▶ _YOUR OBJECTIVE_
Go through the listing and copy every line word for word.

──────── EXCERPTED DATA ────────

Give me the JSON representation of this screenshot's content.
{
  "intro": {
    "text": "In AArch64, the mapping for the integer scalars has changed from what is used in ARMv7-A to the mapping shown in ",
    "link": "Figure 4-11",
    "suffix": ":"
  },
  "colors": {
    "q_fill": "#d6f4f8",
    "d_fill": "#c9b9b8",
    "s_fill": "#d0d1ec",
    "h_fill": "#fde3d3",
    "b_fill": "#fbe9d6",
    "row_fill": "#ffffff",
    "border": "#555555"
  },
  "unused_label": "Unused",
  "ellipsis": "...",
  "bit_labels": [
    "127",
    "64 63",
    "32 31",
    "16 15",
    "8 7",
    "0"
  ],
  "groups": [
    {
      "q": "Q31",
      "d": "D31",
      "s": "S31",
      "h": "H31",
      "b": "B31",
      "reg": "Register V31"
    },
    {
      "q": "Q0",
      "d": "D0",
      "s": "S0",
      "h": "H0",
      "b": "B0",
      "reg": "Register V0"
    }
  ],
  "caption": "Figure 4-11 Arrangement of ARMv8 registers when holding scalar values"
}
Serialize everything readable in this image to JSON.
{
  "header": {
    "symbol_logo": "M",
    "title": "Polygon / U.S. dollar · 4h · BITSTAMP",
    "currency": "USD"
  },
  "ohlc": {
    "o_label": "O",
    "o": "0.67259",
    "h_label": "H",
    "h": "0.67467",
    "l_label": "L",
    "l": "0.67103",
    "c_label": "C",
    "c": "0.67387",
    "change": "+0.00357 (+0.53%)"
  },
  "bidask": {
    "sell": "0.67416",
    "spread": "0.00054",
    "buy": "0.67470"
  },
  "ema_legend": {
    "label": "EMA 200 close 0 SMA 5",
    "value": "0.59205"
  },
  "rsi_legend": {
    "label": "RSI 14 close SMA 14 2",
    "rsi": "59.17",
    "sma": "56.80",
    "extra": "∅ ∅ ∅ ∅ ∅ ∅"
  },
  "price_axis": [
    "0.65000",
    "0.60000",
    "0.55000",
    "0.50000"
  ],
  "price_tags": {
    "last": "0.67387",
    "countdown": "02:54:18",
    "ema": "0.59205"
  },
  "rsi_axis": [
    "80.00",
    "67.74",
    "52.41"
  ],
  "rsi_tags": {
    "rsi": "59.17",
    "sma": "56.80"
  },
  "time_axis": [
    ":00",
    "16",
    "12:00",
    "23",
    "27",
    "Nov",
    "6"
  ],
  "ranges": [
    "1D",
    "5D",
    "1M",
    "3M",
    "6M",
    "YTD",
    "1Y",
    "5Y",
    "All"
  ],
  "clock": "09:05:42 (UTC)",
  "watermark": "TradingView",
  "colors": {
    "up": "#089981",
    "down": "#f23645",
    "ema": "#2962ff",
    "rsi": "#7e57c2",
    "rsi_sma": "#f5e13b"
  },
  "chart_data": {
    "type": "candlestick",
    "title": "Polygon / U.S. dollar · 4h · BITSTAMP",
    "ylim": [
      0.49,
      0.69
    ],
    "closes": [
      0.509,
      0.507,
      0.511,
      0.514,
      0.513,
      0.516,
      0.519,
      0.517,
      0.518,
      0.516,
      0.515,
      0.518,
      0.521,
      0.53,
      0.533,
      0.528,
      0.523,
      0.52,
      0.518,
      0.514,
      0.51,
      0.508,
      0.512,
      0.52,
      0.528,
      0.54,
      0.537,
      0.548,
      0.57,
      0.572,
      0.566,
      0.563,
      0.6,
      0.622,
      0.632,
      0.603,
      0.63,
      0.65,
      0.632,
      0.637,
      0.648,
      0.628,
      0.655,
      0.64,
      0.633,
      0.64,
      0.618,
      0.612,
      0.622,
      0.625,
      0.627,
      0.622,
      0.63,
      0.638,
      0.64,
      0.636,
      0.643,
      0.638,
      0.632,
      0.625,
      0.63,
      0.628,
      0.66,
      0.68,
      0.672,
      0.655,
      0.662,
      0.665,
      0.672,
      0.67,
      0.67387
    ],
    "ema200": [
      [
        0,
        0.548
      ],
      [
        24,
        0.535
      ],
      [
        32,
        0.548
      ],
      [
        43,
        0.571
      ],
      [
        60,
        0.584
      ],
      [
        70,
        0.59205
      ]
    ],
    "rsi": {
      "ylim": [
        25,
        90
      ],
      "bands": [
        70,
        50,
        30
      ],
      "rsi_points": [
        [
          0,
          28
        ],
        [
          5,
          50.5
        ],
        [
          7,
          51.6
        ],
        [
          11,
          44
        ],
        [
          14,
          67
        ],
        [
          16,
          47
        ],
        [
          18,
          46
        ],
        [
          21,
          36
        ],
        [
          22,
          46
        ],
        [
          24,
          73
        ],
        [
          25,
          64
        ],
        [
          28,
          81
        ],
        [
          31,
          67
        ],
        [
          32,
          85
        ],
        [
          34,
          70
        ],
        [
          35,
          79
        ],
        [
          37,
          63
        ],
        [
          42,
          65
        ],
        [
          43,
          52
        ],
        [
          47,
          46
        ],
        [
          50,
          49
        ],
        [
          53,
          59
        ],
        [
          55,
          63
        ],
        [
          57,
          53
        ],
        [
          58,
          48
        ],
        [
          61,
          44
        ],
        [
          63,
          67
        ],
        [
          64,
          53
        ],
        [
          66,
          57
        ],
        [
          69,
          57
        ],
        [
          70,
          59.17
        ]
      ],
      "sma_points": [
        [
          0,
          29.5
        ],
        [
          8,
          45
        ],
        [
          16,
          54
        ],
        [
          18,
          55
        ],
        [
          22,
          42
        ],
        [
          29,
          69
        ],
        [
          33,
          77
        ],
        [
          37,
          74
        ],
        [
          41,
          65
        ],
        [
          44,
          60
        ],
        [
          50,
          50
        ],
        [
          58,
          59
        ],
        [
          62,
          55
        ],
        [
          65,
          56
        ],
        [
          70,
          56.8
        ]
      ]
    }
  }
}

────────

▶ _ANSWER TO THIS TASK_
Give me the JSON representation of this screenshot's content.
{
  "intro": {
    "text": "In AArch64, the mapping for the integer scalars has changed from what is used in ARMv7-A to the mapping shown in ",
    "link": "Figure 4-11",
    "suffix": ":"
  },
  "colors": {
    "q_fill": "#d6f4f8",
    "d_fill": "#c9b9b8",
    "s_fill": "#d0d1ec",
    "h_fill": "#fde3d3",
    "b_fill": "#fbe9d6",
    "row_fill": "#ffffff",
    "border": "#555555"
  },
  "unused_label": "Unused",
  "ellipsis": "...",
  "bit_labels": [
    "127",
    "64 63",
    "32 31",
    "16 15",
    "8 7",
    "0"
  ],
  "groups": [
    {
      "q": "Q31",
      "d": "D31",
      "s": "S31",
      "h": "H31",
      "b": "B31",
      "reg": "Register V31"
    },
    {
      "q": "Q0",
      "d": "D0",
      "s": "S0",
      "h": "H0",
      "b": "B0",
      "reg": "Register V0"
    }
  ],
  "caption": "Figure 4-11 Arrangement of ARMv8 registers when holding scalar values"
}
Serialize everything readable in this image to JSON.
{
  "header": {
    "symbol_logo": "M",
    "title": "Polygon / U.S. dollar · 4h · BITSTAMP",
    "currency": "USD"
  },
  "ohlc": {
    "o_label": "O",
    "o": "0.67259",
    "h_label": "H",
    "h": "0.67467",
    "l_label": "L",
    "l": "0.67103",
    "c_label": "C",
    "c": "0.67387",
    "change": "+0.00357 (+0.53%)"
  },
  "bidask": {
    "sell": "0.67416",
    "spread": "0.00054",
    "buy": "0.67470"
  },
  "ema_legend": {
    "label": "EMA 200 close 0 SMA 5",
    "value": "0.59205"
  },
  "rsi_legend": {
    "label": "RSI 14 close SMA 14 2",
    "rsi": "59.17",
    "sma": "56.80",
    "extra": "∅ ∅ ∅ ∅ ∅ ∅"
  },
  "price_axis": [
    "0.65000",
    "0.60000",
    "0.55000",
    "0.50000"
  ],
  "price_tags": {
    "last": "0.67387",
    "countdown": "02:54:18",
    "ema": "0.59205"
  },
  "rsi_axis": [
    "80.00",
    "67.74",
    "52.41"
  ],
  "rsi_tags": {
    "rsi": "59.17",
    "sma": "56.80"
  },
  "time_axis": [
    ":00",
    "16",
    "12:00",
    "23",
    "27",
    "Nov",
    "6"
  ],
  "ranges": [
    "1D",
    "5D",
    "1M",
    "3M",
    "6M",
    "YTD",
    "1Y",
    "5Y",
    "All"
  ],
  "clock": "09:05:42 (UTC)",
  "watermark": "TradingView",
  "colors": {
    "up": "#089981",
    "down": "#f23645",
    "ema": "#2962ff",
    "rsi": "#7e57c2",
    "rsi_sma": "#f5e13b"
  },
  "chart_data": {
    "type": "candlestick",
    "title": "Polygon / U.S. dollar · 4h · BITSTAMP",
    "ylim": [
      0.49,
      0.69
    ],
    "closes": [
      0.509,
      0.507,
      0.511,
      0.514,
      0.513,
      0.516,
      0.519,
      0.517,
      0.518,
      0.516,
      0.515,
      0.518,
      0.521,
      0.53,
      0.533,
      0.528,
      0.523,
      0.52,
      0.518,
      0.514,
      0.51,
      0.508,
      0.512,
      0.52,
      0.528,
      0.54,
      0.537,
      0.548,
      0.57,
      0.572,
      0.566,
      0.563,
      0.6,
      0.622,
      0.632,
      0.603,
      0.63,
      0.65,
      0.632,
      0.637,
      0.648,
      0.628,
      0.655,
      0.64,
      0.633,
      0.64,
      0.618,
      0.612,
      0.622,
      0.625,
      0.627,
      0.622,
      0.63,
      0.638,
      0.64,
      0.636,
      0.643,
      0.638,
      0.632,
      0.625,
      0.63,
      0.628,
      0.66,
      0.68,
      0.672,
      0.655,
      0.662,
      0.665,
      0.672,
      0.67,
      0.67387
    ],
    "ema200": [
      [
        0,
        0.548
      ],
      [
        24,
        0.535
      ],
      [
        32,
        0.548
      ],
      [
        43,
        0.571
      ],
      [
        60,
        0.584
      ],
      [
        70,
        0.59205
      ]
    ],
    "rsi": {
      "ylim": [
        25,
        90
      ],
      "bands": [
        70,
        50,
        30
      ],
      "rsi_points": [
        [
          0,
          28
        ],
        [
          5,
          50.5
        ],
        [
          7,
          51.6
        ],
        [
          11,
          44
        ],
        [
          14,
          67
        ],
        [
          16,
          47
        ],
        [
          18,
          46
        ],
        [
          21,
          36
        ],
        [
          22,
          46
        ],
        [
          24,
          73
        ],
        [
          25,
          64
        ],
        [
          28,
          81
        ],
        [
          31,
          67
        ],
        [
          32,
          85
        ],
        [
          34,
          70
        ],
        [
          35,
          79
        ],
        [
          37,
          63
        ],
        [
          42,
          65
        ],
        [
          43,
          52
        ],
        [
          47,
          46
        ],
        [
          50,
          49
        ],
        [
          53,
          59
        ],
        [
          55,
          63
        ],
        [
          57,
          53
        ],
        [
          58,
          48
        ],
        [
          61,
          44
        ],
        [
          63,
          67
        ],
        [
          64,
          53
        ],
        [
          66,
          57
        ],
        [
          69,
          57
        ],
        [
          70,
          59.17
        ]
      ],
      "sma_points": [
        [
          0,
          29.5
        ],
        [
          8,
          45
        ],
        [
          16,
          54
        ],
        [
          18,
          55
        ],
        [
          22,
          42
        ],
        [
          29,
          69
        ],
        [
          33,
          77
        ],
        [
          37,
          74
        ],
        [
          41,
          65
        ],
        [
          44,
          60
        ],
        [
          50,
          50
        ],
        [
          58,
          59
        ],
        [
          62,
          55
        ],
        [
          65,
          56
        ],
        [
          70,
          56.8
        ]
      ]
    }
  }
}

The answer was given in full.